What you need to do >>
Edit the entries from the first line through the line with "bar-segment-d-b-y-cr-d- bbox=[334, 141, 345, 157]": change every "bar-total-label" to "bar-sum-label" and leave everything else unchanged. Return only those lines.

[Spatial annotation entries]
****************

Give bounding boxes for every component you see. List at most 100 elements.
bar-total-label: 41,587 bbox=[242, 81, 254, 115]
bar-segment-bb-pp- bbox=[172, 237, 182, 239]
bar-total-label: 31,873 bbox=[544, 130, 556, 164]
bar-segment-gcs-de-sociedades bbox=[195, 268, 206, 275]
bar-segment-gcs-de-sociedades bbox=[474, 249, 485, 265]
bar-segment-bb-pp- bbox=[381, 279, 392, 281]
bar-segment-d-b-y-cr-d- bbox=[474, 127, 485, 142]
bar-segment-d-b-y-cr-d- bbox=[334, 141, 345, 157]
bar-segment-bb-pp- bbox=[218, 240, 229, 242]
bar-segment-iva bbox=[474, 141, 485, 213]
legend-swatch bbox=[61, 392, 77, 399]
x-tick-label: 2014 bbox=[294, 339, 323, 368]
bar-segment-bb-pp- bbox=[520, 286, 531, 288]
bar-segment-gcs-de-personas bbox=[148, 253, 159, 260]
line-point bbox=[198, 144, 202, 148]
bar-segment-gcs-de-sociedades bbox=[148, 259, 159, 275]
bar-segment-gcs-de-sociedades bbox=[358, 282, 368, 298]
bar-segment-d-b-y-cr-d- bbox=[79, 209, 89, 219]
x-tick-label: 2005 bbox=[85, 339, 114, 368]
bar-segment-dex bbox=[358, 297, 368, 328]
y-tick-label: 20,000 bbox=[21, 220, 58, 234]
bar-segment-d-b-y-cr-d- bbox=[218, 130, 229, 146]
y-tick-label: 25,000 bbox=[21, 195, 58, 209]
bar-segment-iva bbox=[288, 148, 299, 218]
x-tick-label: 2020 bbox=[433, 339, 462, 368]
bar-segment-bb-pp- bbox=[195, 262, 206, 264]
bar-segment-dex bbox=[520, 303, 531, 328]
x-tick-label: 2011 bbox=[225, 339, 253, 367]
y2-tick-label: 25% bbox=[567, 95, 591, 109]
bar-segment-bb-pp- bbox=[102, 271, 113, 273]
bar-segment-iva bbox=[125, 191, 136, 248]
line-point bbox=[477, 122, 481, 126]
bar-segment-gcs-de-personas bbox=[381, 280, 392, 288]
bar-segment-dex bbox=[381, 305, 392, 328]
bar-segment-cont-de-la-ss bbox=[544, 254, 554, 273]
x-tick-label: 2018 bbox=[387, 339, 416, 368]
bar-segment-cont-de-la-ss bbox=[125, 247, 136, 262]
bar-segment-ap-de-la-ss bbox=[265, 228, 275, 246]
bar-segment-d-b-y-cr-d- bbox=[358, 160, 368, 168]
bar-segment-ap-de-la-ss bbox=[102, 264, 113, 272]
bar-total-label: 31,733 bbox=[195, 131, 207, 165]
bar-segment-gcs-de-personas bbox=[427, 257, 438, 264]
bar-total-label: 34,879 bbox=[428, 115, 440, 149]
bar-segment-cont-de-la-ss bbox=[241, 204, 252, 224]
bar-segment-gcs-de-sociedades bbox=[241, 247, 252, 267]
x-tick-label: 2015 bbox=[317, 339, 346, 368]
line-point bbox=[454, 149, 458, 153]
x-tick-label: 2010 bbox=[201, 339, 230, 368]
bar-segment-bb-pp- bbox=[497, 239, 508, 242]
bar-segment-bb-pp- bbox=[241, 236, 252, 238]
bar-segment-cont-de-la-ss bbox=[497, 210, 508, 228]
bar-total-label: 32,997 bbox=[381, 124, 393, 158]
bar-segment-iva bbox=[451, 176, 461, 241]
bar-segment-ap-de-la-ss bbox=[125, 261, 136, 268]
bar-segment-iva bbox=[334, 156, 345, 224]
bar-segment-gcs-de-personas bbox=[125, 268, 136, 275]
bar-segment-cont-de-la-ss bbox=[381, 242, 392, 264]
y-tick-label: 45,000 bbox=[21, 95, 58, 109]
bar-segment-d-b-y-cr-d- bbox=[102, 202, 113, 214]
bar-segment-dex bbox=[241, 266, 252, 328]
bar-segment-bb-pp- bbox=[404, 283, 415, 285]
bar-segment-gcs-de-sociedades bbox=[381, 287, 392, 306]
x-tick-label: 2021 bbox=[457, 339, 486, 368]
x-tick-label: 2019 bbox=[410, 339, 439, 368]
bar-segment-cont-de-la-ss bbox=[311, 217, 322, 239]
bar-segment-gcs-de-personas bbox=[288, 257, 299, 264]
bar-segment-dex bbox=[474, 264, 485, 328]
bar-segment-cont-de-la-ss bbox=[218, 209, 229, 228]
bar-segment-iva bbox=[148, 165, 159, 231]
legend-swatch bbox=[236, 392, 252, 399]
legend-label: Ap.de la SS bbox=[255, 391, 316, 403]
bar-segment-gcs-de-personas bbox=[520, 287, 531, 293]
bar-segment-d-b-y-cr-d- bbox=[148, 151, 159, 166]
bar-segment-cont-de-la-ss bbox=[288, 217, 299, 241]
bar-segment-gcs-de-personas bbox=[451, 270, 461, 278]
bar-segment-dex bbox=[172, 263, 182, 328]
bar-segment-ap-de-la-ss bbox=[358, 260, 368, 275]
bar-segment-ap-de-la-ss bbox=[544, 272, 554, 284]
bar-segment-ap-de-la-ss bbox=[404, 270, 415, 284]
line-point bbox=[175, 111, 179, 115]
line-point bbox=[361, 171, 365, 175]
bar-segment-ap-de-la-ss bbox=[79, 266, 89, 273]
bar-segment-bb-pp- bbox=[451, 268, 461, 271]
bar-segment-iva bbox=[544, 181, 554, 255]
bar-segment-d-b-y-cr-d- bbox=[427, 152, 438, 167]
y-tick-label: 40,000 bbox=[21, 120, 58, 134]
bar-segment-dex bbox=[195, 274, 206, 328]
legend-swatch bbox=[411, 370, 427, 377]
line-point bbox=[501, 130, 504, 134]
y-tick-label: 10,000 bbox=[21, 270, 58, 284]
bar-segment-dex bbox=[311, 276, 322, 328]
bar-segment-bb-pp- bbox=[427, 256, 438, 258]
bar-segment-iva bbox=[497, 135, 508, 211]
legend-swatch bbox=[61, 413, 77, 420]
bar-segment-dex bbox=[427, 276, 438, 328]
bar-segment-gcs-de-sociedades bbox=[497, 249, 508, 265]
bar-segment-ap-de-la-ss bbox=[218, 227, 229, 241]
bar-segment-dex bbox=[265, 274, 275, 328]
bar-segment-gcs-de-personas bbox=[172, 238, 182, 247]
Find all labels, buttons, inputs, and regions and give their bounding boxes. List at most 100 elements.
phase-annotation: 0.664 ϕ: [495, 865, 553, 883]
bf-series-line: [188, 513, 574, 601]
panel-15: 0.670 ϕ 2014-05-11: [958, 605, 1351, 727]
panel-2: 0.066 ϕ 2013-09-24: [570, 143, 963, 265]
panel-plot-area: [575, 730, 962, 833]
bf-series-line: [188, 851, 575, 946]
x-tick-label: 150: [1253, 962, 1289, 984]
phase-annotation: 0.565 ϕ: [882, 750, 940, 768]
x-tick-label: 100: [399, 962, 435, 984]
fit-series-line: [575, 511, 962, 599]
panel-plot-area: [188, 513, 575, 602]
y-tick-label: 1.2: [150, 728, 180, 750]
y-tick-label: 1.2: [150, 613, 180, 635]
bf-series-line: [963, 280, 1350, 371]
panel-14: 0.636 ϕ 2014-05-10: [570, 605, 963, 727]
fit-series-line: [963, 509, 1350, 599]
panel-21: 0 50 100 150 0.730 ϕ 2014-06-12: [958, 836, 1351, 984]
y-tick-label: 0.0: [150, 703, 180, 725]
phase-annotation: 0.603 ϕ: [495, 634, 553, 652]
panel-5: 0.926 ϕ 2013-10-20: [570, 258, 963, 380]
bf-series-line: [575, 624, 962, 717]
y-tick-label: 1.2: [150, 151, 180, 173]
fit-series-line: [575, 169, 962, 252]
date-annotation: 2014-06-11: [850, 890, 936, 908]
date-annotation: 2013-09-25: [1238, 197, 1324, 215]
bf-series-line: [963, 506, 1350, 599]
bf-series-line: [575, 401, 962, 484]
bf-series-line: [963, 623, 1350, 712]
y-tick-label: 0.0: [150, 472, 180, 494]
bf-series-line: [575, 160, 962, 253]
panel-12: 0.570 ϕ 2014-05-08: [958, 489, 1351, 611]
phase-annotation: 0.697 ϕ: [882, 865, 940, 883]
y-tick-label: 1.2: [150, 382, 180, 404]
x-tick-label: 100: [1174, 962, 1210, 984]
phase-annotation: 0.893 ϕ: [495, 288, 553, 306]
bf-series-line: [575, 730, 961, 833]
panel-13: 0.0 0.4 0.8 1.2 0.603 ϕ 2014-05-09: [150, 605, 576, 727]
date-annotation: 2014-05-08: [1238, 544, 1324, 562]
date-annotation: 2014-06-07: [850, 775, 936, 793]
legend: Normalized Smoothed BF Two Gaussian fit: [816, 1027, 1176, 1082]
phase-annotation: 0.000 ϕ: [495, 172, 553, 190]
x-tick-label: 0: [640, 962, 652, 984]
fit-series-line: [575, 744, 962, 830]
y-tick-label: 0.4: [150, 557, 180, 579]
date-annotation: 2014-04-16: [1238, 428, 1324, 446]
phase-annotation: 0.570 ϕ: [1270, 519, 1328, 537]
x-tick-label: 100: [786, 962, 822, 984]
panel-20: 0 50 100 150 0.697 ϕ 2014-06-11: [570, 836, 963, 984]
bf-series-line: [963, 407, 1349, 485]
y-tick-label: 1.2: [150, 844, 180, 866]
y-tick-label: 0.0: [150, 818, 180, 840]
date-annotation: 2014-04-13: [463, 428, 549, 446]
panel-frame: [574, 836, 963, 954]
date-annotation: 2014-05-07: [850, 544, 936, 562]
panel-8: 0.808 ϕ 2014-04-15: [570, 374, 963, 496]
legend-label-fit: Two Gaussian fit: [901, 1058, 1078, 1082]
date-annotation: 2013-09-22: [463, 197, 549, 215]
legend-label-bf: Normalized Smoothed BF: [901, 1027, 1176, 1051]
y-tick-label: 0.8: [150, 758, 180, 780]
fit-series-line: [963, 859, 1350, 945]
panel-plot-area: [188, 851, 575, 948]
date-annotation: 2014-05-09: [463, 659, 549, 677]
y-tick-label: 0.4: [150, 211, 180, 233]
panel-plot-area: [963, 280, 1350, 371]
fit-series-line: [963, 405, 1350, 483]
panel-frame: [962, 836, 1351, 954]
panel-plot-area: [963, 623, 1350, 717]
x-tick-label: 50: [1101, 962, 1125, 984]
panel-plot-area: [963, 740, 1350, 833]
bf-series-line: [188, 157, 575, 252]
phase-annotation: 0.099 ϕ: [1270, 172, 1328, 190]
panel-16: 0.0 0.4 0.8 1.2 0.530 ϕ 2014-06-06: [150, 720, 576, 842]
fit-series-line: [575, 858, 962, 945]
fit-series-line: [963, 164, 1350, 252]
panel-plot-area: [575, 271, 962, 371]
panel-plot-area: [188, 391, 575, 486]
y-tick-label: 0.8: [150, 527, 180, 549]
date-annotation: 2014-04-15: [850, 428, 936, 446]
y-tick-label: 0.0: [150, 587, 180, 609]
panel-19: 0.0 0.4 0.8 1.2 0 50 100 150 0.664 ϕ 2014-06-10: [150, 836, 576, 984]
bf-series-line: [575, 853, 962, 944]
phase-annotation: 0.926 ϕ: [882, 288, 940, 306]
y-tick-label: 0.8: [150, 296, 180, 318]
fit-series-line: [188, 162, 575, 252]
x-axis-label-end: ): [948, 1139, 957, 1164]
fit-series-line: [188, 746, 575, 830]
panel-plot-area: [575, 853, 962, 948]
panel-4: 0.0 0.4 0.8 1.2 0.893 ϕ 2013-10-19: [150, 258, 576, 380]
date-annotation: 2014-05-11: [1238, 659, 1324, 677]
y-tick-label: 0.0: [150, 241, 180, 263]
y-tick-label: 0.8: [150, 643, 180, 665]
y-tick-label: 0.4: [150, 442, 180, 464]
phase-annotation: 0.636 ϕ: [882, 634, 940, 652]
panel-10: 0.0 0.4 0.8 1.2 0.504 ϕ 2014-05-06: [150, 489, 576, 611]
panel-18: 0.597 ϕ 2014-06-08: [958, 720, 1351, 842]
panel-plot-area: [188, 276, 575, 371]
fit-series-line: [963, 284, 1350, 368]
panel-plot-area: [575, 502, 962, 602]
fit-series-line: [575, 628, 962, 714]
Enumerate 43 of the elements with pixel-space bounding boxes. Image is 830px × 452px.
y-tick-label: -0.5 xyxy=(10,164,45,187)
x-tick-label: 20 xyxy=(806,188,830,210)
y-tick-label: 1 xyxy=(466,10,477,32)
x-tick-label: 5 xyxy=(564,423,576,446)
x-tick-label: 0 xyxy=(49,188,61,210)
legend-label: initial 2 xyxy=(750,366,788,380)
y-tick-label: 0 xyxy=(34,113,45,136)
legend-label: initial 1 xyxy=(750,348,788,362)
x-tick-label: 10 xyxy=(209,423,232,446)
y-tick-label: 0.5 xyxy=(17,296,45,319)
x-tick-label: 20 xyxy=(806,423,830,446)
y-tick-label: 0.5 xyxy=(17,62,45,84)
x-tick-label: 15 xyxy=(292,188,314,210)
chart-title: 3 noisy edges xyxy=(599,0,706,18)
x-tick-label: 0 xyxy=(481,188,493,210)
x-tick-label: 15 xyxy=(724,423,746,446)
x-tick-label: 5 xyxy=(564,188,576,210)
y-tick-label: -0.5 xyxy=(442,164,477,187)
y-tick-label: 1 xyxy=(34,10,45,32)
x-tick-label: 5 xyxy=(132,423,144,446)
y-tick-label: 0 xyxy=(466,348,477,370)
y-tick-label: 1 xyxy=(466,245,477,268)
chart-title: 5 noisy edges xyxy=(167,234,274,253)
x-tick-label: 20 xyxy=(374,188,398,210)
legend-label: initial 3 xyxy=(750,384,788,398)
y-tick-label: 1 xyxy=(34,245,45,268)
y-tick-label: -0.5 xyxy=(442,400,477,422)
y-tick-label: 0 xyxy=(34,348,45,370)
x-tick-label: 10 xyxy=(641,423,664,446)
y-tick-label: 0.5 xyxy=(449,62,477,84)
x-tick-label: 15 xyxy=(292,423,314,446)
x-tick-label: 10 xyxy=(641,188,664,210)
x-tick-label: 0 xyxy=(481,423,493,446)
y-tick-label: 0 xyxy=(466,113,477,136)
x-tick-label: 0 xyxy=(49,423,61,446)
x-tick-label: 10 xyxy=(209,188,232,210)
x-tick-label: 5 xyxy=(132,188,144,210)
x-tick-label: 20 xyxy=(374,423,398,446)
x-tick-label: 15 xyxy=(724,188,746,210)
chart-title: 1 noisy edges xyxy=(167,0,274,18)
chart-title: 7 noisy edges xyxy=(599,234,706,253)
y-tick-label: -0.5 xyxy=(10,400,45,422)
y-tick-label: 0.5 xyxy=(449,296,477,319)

****************

Written response >>
Give bounding boxes for every component you see. List at most 100 elements.
bar-sum-label: 41,587 bbox=[242, 81, 254, 115]
bar-segment-bb-pp- bbox=[172, 237, 182, 239]
bar-sum-label: 31,873 bbox=[544, 130, 556, 164]
bar-segment-gcs-de-sociedades bbox=[195, 268, 206, 275]
bar-segment-gcs-de-sociedades bbox=[474, 249, 485, 265]
bar-segment-bb-pp- bbox=[381, 279, 392, 281]
bar-segment-d-b-y-cr-d- bbox=[474, 127, 485, 142]
bar-segment-d-b-y-cr-d- bbox=[334, 141, 345, 157]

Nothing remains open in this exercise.